• [Problem description]: Write out exactly the lines running from the one that contains "Convert this screenshot" through the end of the material.

** Begin **

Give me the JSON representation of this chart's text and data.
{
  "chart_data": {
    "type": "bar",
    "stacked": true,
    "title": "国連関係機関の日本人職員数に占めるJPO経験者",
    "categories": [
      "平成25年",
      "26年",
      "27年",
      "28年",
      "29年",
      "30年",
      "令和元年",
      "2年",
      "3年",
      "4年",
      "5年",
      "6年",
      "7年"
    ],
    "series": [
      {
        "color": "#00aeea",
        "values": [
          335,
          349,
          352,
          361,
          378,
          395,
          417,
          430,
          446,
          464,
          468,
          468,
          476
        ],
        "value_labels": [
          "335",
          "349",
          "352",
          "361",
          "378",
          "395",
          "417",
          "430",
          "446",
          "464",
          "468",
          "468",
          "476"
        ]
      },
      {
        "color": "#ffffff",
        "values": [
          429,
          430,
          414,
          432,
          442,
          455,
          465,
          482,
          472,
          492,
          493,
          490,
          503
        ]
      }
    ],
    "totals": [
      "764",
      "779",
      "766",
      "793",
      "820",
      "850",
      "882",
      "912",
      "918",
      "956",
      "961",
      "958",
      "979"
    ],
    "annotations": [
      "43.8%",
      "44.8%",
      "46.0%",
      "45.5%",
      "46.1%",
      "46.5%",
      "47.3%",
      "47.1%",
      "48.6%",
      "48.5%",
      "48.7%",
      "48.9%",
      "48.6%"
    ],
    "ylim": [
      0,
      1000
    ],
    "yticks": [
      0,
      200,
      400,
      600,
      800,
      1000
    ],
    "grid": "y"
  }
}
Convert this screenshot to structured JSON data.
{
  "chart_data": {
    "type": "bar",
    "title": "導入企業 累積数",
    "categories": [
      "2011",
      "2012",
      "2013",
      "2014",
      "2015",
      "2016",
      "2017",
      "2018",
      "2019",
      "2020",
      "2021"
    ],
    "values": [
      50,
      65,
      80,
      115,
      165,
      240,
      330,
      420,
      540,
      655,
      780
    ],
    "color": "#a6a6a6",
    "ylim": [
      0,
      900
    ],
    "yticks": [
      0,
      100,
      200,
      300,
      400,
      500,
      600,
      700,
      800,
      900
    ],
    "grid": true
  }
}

** End **

• [Written answer]:
Convert this screenshot to structured JSON data.
{
  "chart_data": {
    "type": "bar",
    "title": "導入企業 累積数",
    "categories": [
      "2011",
      "2012",
      "2013",
      "2014",
      "2015",
      "2016",
      "2017",
      "2018",
      "2019",
      "2020",
      "2021"
    ],
    "values": [
      50,
      65,
      80,
      115,
      165,
      240,
      330,
      420,
      540,
      655,
      780
    ],
    "color": "#a6a6a6",
    "ylim": [
      0,
      900
    ],
    "yticks": [
      0,
      100,
      200,
      300,
      400,
      500,
      600,
      700,
      800,
      900
    ],
    "grid": true
  }
}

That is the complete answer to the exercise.